- Work to complete -
Write every line of the material out exactly as shown.

- Figure record extracts -
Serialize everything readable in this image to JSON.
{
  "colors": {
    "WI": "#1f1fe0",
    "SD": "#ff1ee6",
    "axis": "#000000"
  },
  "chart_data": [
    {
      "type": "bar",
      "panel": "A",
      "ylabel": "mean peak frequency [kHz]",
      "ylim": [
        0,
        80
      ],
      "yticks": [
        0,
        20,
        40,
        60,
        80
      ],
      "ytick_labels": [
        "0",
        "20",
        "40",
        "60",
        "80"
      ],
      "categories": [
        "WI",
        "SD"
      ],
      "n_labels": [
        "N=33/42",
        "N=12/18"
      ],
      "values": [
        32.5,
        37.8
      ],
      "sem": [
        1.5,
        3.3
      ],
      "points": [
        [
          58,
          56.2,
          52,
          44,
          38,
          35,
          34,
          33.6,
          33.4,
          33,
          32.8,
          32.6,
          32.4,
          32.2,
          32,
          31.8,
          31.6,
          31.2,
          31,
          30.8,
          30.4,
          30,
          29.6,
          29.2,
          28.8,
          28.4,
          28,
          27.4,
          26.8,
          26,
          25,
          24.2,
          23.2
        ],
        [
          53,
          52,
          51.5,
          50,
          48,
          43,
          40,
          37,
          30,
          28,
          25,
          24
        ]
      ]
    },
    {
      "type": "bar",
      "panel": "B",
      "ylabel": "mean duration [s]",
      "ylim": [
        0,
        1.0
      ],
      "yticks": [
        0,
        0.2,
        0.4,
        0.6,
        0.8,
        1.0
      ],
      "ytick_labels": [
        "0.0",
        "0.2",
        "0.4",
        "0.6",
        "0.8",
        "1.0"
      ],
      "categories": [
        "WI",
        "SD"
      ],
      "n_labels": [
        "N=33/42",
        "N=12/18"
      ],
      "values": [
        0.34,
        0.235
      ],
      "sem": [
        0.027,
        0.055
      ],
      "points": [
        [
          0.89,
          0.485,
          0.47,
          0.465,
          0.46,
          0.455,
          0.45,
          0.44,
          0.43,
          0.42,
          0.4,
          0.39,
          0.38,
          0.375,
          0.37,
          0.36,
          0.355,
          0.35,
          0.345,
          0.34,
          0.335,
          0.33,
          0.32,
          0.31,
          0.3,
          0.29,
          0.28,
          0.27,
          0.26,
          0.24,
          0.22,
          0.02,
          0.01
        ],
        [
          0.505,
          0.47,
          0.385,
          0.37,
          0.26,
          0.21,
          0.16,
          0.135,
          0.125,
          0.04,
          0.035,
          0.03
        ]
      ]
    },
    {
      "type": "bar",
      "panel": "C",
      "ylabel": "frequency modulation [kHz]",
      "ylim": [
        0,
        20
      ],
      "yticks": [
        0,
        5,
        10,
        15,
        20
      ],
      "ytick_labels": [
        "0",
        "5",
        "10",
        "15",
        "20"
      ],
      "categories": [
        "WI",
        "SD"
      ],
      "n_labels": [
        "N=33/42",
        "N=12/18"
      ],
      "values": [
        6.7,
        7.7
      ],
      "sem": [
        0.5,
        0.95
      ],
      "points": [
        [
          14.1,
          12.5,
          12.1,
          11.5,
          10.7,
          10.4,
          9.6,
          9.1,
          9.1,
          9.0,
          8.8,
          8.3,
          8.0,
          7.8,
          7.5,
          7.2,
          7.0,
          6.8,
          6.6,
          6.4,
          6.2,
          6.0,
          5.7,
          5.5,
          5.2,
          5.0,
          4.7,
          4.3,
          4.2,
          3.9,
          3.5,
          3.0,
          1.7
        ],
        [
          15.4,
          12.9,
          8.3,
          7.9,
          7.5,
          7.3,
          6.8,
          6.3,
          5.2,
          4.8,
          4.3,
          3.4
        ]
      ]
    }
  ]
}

- Result of the exercise -
Serialize everything readable in this image to JSON.
{
  "colors": {
    "WI": "#1f1fe0",
    "SD": "#ff1ee6",
    "axis": "#000000"
  },
  "chart_data": [
    {
      "type": "bar",
      "panel": "A",
      "ylabel": "mean peak frequency [kHz]",
      "ylim": [
        0,
        80
      ],
      "yticks": [
        0,
        20,
        40,
        60,
        80
      ],
      "ytick_labels": [
        "0",
        "20",
        "40",
        "60",
        "80"
      ],
      "categories": [
        "WI",
        "SD"
      ],
      "n_labels": [
        "N=33/42",
        "N=12/18"
      ],
      "values": [
        32.5,
        37.8
      ],
      "sem": [
        1.5,
        3.3
      ],
      "points": [
        [
          58,
          56.2,
          52,
          44,
          38,
          35,
          34,
          33.6,
          33.4,
          33,
          32.8,
          32.6,
          32.4,
          32.2,
          32,
          31.8,
          31.6,
          31.2,
          31,
          30.8,
          30.4,
          30,
          29.6,
          29.2,
          28.8,
          28.4,
          28,
          27.4,
          26.8,
          26,
          25,
          24.2,
          23.2
        ],
        [
          53,
          52,
          51.5,
          50,
          48,
          43,
          40,
          37,
          30,
          28,
          25,
          24
        ]
      ]
    },
    {
      "type": "bar",
      "panel": "B",
      "ylabel": "mean duration [s]",
      "ylim": [
        0,
        1.0
      ],
      "yticks": [
        0,
        0.2,
        0.4,
        0.6,
        0.8,
        1.0
      ],
      "ytick_labels": [
        "0.0",
        "0.2",
        "0.4",
        "0.6",
        "0.8",
        "1.0"
      ],
      "categories": [
        "WI",
        "SD"
      ],
      "n_labels": [
        "N=33/42",
        "N=12/18"
      ],
      "values": [
        0.34,
        0.235
      ],
      "sem": [
        0.027,
        0.055
      ],
      "points": [
        [
          0.89,
          0.485,
          0.47,
          0.465,
          0.46,
          0.455,
          0.45,
          0.44,
          0.43,
          0.42,
          0.4,
          0.39,
          0.38,
          0.375,
          0.37,
          0.36,
          0.355,
          0.35,
          0.345,
          0.34,
          0.335,
          0.33,
          0.32,
          0.31,
          0.3,
          0.29,
          0.28,
          0.27,
          0.26,
          0.24,
          0.22,
          0.02,
          0.01
        ],
        [
          0.505,
          0.47,
          0.385,
          0.37,
          0.26,
          0.21,
          0.16,
          0.135,
          0.125,
          0.04,
          0.035,
          0.03
        ]
      ]
    },
    {
      "type": "bar",
      "panel": "C",
      "ylabel": "frequency modulation [kHz]",
      "ylim": [
        0,
        20
      ],
      "yticks": [
        0,
        5,
        10,
        15,
        20
      ],
      "ytick_labels": [
        "0",
        "5",
        "10",
        "15",
        "20"
      ],
      "categories": [
        "WI",
        "SD"
      ],
      "n_labels": [
        "N=33/42",
        "N=12/18"
      ],
      "values": [
        6.7,
        7.7
      ],
      "sem": [
        0.5,
        0.95
      ],
      "points": [
        [
          14.1,
          12.5,
          12.1,
          11.5,
          10.7,
          10.4,
          9.6,
          9.1,
          9.1,
          9.0,
          8.8,
          8.3,
          8.0,
          7.8,
          7.5,
          7.2,
          7.0,
          6.8,
          6.6,
          6.4,
          6.2,
          6.0,
          5.7,
          5.5,
          5.2,
          5.0,
          4.7,
          4.3,
          4.2,
          3.9,
          3.5,
          3.0,
          1.7
        ],
        [
          15.4,
          12.9,
          8.3,
          7.9,
          7.5,
          7.3,
          6.8,
          6.3,
          5.2,
          4.8,
          4.3,
          3.4
        ]
      ]
    }
  ]
}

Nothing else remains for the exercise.